━━ Material to process

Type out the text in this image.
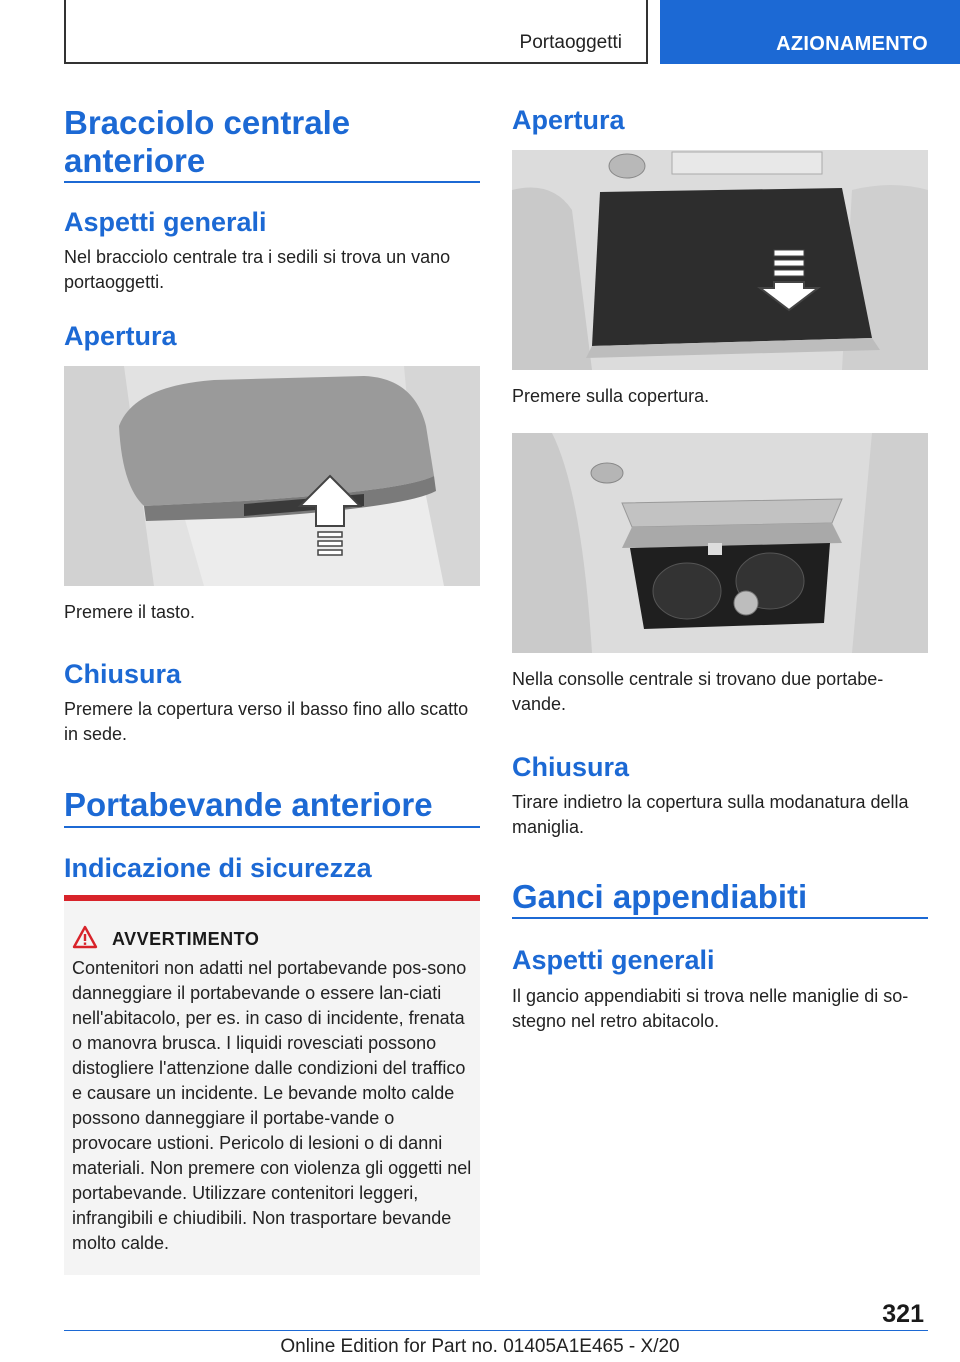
Portaoggetti	AZIONAMENTO
Bracciolo centrale anteriore
Aspetti generali

Nel bracciolo centrale tra i sedili si trova un vano portaoggetti.

Apertura

Premere il tasto.

Chiusura

Premere la copertura verso il basso fino allo scatto in sede.

Portabevande anteriore
Indicazione di sicurezza
AVVERTIMENTO

Contenitori non adatti nel portabevande pos-sono danneggiare il portabevande o essere lan-ciati nell'abitacolo, per es. in caso di incidente, frenata o manovra brusca. I liquidi rovesciati possono distogliere l'attenzione dalle condizioni del traffico e causare un incidente. Le bevande molto calde possono danneggiare il portabe-vande o provocare ustioni. Pericolo di lesioni o di danni materiali. Non premere con violenza gli oggetti nel portabevande. Utilizzare contenitori leggeri, infrangibili e chiudibili. Non trasportare bevande molto calde.

Apertura

Premere sulla copertura.

Nella consolle centrale si trovano due portabe-vande.

Chiusura

Tirare indietro la copertura sulla modanatura della maniglia.

Ganci appendiabiti
Aspetti generali

Il gancio appendiabiti si trova nelle maniglie di so-stegno nel retro abitacolo.

321
Online Edition for Part no. 01405A1E465 - X/20
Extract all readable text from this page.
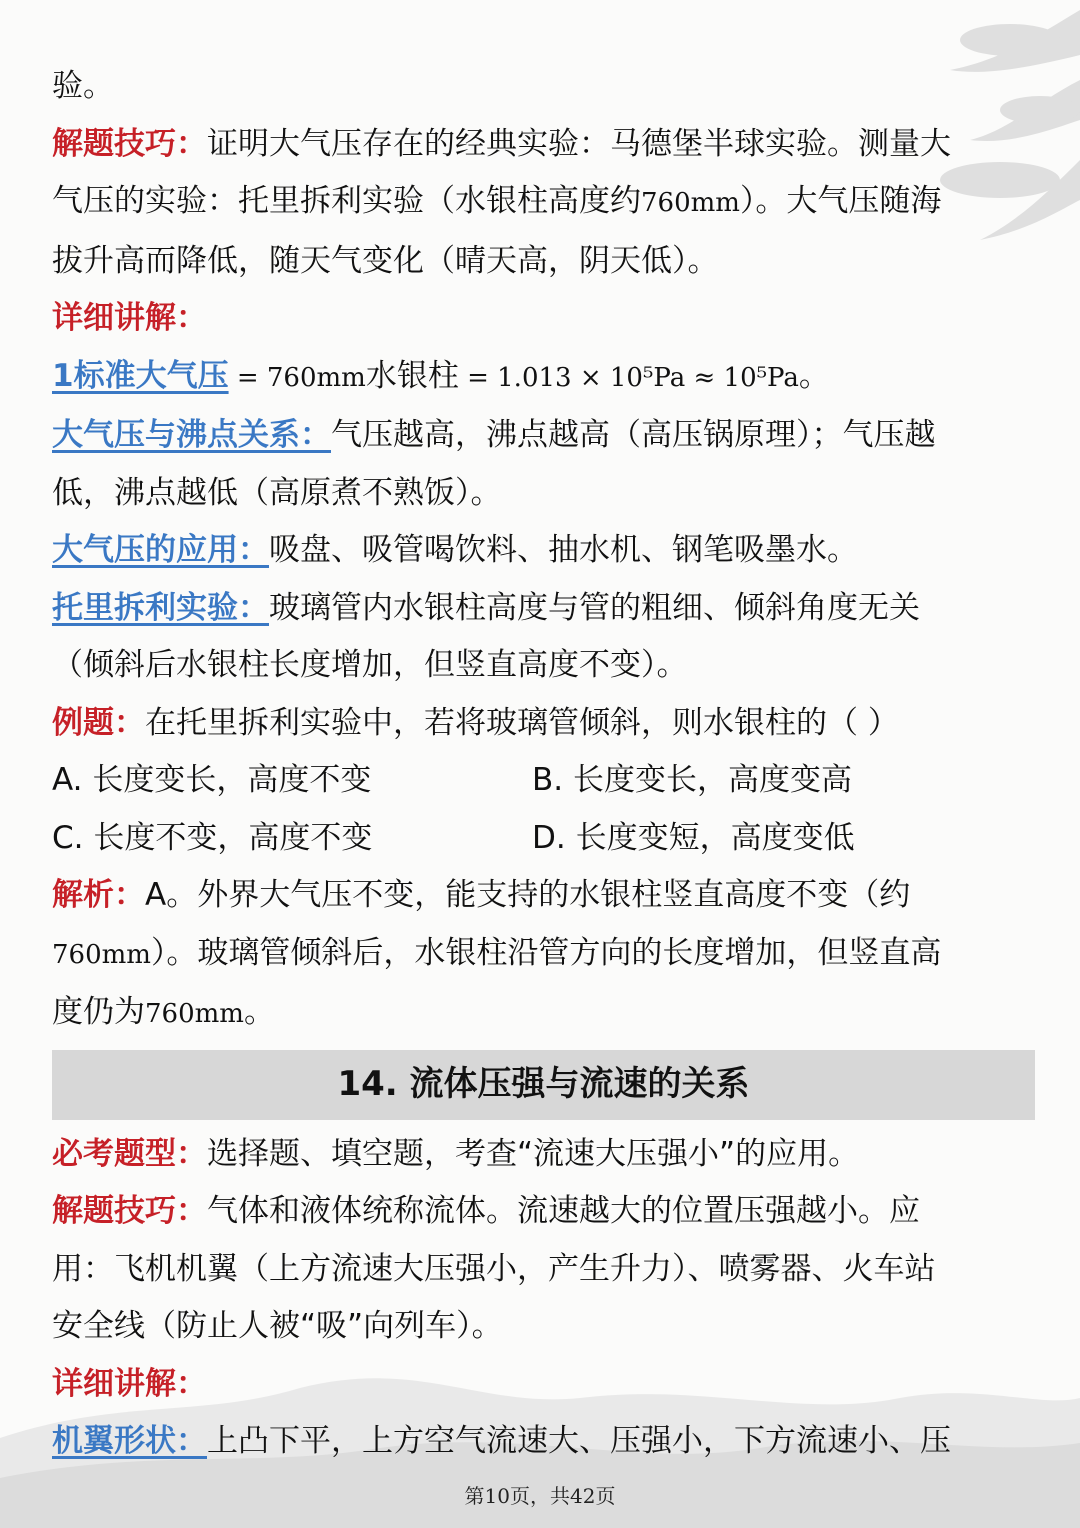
验。
解题技巧：证明大气压存在的经典实验：马德堡半球实验。测量大
气压的实验：托里拆利实验（水银柱高度约760mm）。大气压随海
拔升高而降低，随天气变化（晴天高，阴天低）。
详细讲解：
1标准大气压 = 760mm水银柱 = 1.013 × 10⁵Pa ≈ 10⁵Pa。
大气压与沸点关系：气压越高，沸点越高（高压锅原理）；气压越
低，沸点越低（高原煮不熟饭）。
大气压的应用：吸盘、吸管喝饮料、抽水机、钢笔吸墨水。
托里拆利实验：玻璃管内水银柱高度与管的粗细、倾斜角度无关
（倾斜后水银柱长度增加，但竖直高度不变）。
例题：在托里拆利实验中，若将玻璃管倾斜，则水银柱的（ ）
A. 长度变长，高度不变	B. 长度变长，高度变高
C. 长度不变，高度不变	D. 长度变短，高度变低
解析：A。外界大气压不变，能支持的水银柱竖直高度不变（约
760mm）。玻璃管倾斜后，水银柱沿管方向的长度增加，但竖直高
度仍为760mm。
14. 流体压强与流速的关系
必考题型：选择题、填空题，考查“流速大压强小”的应用。
解题技巧：气体和液体统称流体。流速越大的位置压强越小。应
用：飞机机翼（上方流速大压强小，产生升力）、喷雾器、火车站
安全线（防止人被“吸”向列车）。
详细讲解：
机翼形状：上凸下平，上方空气流速大、压强小，下方流速小、压
第10页，共42页
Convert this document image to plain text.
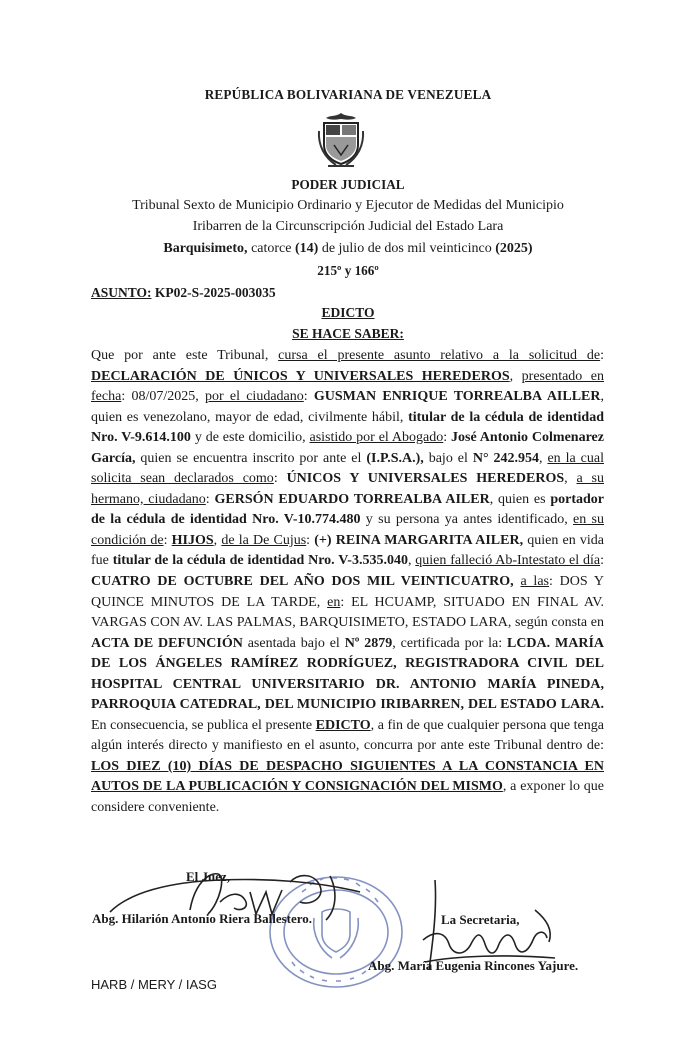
REPÚBLICA BOLIVARIANA DE VENEZUELA
PODER JUDICIAL
Tribunal Sexto de Municipio Ordinario y Ejecutor de Medidas del Municipio
Iribarren de la Circunscripción Judicial del Estado Lara
Barquisimeto, catorce (14) de julio de dos mil veinticinco (2025)
215º y 166º
ASUNTO: KP02-S-2025-003035
EDICTO
SE HACE SABER:
Que por ante este Tribunal, cursa el presente asunto relativo a la solicitud de: DECLARACIÓN DE ÚNICOS Y UNIVERSALES HEREDEROS, presentado en fecha: 08/07/2025, por el ciudadano: GUSMAN ENRIQUE TORREALBA AILLER, quien es venezolano, mayor de edad, civilmente hábil, titular de la cédula de identidad Nro. V-9.614.100 y de este domicilio, asistido por el Abogado: José Antonio Colmenarez García, quien se encuentra inscrito por ante el (I.P.S.A.), bajo el N° 242.954, en la cual solicita sean declarados como: ÚNICOS Y UNIVERSALES HEREDEROS, a su hermano, ciudadano: GERSÓN EDUARDO TORREALBA AILER, quien es portador de la cédula de identidad Nro. V-10.774.480 y su persona ya antes identificado, en su condición de: HIJOS, de la De Cujus: (+) REINA MARGARITA AILER, quien en vida fue titular de la cédula de identidad Nro. V-3.535.040, quien falleció Ab-Intestato el día: CUATRO DE OCTUBRE DEL AÑO DOS MIL VEINTICUATRO, a las: DOS Y QUINCE MINUTOS DE LA TARDE, en: EL HCUAMP, SITUADO EN FINAL AV. VARGAS CON AV. LAS PALMAS, BARQUISIMETO, ESTADO LARA, según consta en ACTA DE DEFUNCIÓN asentada bajo el Nº 2879, certificada por la: LCDA. MARÍA DE LOS ÁNGELES RAMÍREZ RODRÍGUEZ, REGISTRADORA CIVIL DEL HOSPITAL CENTRAL UNIVERSITARIO DR. ANTONIO MARÍA PINEDA, PARROQUIA CATEDRAL, DEL MUNICIPIO IRIBARREN, DEL ESTADO LARA. En consecuencia, se publica el presente EDICTO, a fin de que cualquier persona que tenga algún interés directo y manifiesto en el asunto, concurra por ante este Tribunal dentro de: LOS DIEZ (10) DÍAS DE DESPACHO SIGUIENTES A LA CONSTANCIA EN AUTOS DE LA PUBLICACIÓN Y CONSIGNACIÓN DEL MISMO, a exponer lo que considere conveniente.
El Juez,
Abg. Hilarión Antonio Riera Ballestero.	La Secretaria,
Abg. María Eugenia Rincones Yajure.
HARB / MERY / IASG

━━━━

Write out the records above exactly as they appear, leaving out any pictures.

Type out the text in this image.
Portaoggetti	AZIONAMENTO
Bracciolo centrale anteriore
Aspetti generali

Nel bracciolo centrale tra i sedili si trova un vano portaoggetti.

Apertura

Premere il tasto.

Chiusura

Premere la copertura verso il basso fino allo scatto in sede.

Portabevande anteriore
Indicazione di sicurezza
AVVERTIMENTO

Contenitori non adatti nel portabevande pos-sono danneggiare il portabevande o essere lan-ciati nell'abitacolo, per es. in caso di incidente, frenata o manovra brusca. I liquidi rovesciati possono distogliere l'attenzione dalle condizioni del traffico e causare un incidente. Le bevande molto calde possono danneggiare il portabe-vande o provocare ustioni. Pericolo di lesioni o di danni materiali. Non premere con violenza gli oggetti nel portabevande. Utilizzare contenitori leggeri, infrangibili e chiudibili. Non trasportare bevande molto calde.

Apertura

Premere sulla copertura.

Nella consolle centrale si trovano due portabe-vande.

Chiusura

Tirare indietro la copertura sulla modanatura della maniglia.

Ganci appendiabiti
Aspetti generali

Il gancio appendiabiti si trova nelle maniglie di so-stegno nel retro abitacolo.

321
Online Edition for Part no. 01405A1E465 - X/20
Extract all readable text from this page.
验。
解题技巧：证明大气压存在的经典实验：马德堡半球实验。测量大
气压的实验：托里拆利实验（水银柱高度约760mm）。大气压随海
拔升高而降低，随天气变化（晴天高，阴天低）。
详细讲解：
1标准大气压 = 760mm水银柱 = 1.013 × 10⁵Pa ≈ 10⁵Pa。
大气压与沸点关系：气压越高，沸点越高（高压锅原理）；气压越
低，沸点越低（高原煮不熟饭）。
大气压的应用：吸盘、吸管喝饮料、抽水机、钢笔吸墨水。
托里拆利实验：玻璃管内水银柱高度与管的粗细、倾斜角度无关
（倾斜后水银柱长度增加，但竖直高度不变）。
例题：在托里拆利实验中，若将玻璃管倾斜，则水银柱的（ ）
A. 长度变长，高度不变	B. 长度变长，高度变高
C. 长度不变，高度不变	D. 长度变短，高度变低
解析：A。外界大气压不变，能支持的水银柱竖直高度不变（约
760mm）。玻璃管倾斜后，水银柱沿管方向的长度增加，但竖直高
度仍为760mm。
14. 流体压强与流速的关系
必考题型：选择题、填空题，考查“流速大压强小”的应用。
解题技巧：气体和液体统称流体。流速越大的位置压强越小。应
用：飞机机翼（上方流速大压强小，产生升力）、喷雾器、火车站
安全线（防止人被“吸”向列车）。
详细讲解：
机翼形状：上凸下平，上方空气流速大、压强小，下方流速小、压
第10页，共42页
Convert this document image to plain text.
REPÚBLICA BOLIVARIANA DE VENEZUELA
PODER JUDICIAL
Tribunal Sexto de Municipio Ordinario y Ejecutor de Medidas del Municipio
Iribarren de la Circunscripción Judicial del Estado Lara
Barquisimeto, catorce (14) de julio de dos mil veinticinco (2025)
215º y 166º
ASUNTO: KP02-S-2025-003035
EDICTO
SE HACE SABER:
Que por ante este Tribunal, cursa el presente asunto relativo a la solicitud de: DECLARACIÓN DE ÚNICOS Y UNIVERSALES HEREDEROS, presentado en fecha: 08/07/2025, por el ciudadano: GUSMAN ENRIQUE TORREALBA AILLER, quien es venezolano, mayor de edad, civilmente hábil, titular de la cédula de identidad Nro. V-9.614.100 y de este domicilio, asistido por el Abogado: José Antonio Colmenarez García, quien se encuentra inscrito por ante el (I.P.S.A.), bajo el N° 242.954, en la cual solicita sean declarados como: ÚNICOS Y UNIVERSALES HEREDEROS, a su hermano, ciudadano: GERSÓN EDUARDO TORREALBA AILER, quien es portador de la cédula de identidad Nro. V-10.774.480 y su persona ya antes identificado, en su condición de: HIJOS, de la De Cujus: (+) REINA MARGARITA AILER, quien en vida fue titular de la cédula de identidad Nro. V-3.535.040, quien falleció Ab-Intestato el día: CUATRO DE OCTUBRE DEL AÑO DOS MIL VEINTICUATRO, a las: DOS Y QUINCE MINUTOS DE LA TARDE, en: EL HCUAMP, SITUADO EN FINAL AV. VARGAS CON AV. LAS PALMAS, BARQUISIMETO, ESTADO LARA, según consta en ACTA DE DEFUNCIÓN asentada bajo el Nº 2879, certificada por la: LCDA. MARÍA DE LOS ÁNGELES RAMÍREZ RODRÍGUEZ, REGISTRADORA CIVIL DEL HOSPITAL CENTRAL UNIVERSITARIO DR. ANTONIO MARÍA PINEDA, PARROQUIA CATEDRAL, DEL MUNICIPIO IRIBARREN, DEL ESTADO LARA. En consecuencia, se publica el presente EDICTO, a fin de que cualquier persona que tenga algún interés directo y manifiesto en el asunto, concurra por ante este Tribunal dentro de: LOS DIEZ (10) DÍAS DE DESPACHO SIGUIENTES A LA CONSTANCIA EN AUTOS DE LA PUBLICACIÓN Y CONSIGNACIÓN DEL MISMO, a exponer lo que considere conveniente.
El Juez,
Abg. Hilarión Antonio Riera Ballestero.	La Secretaria,
Abg. María Eugenia Rincones Yajure.
HARB / MERY / IASG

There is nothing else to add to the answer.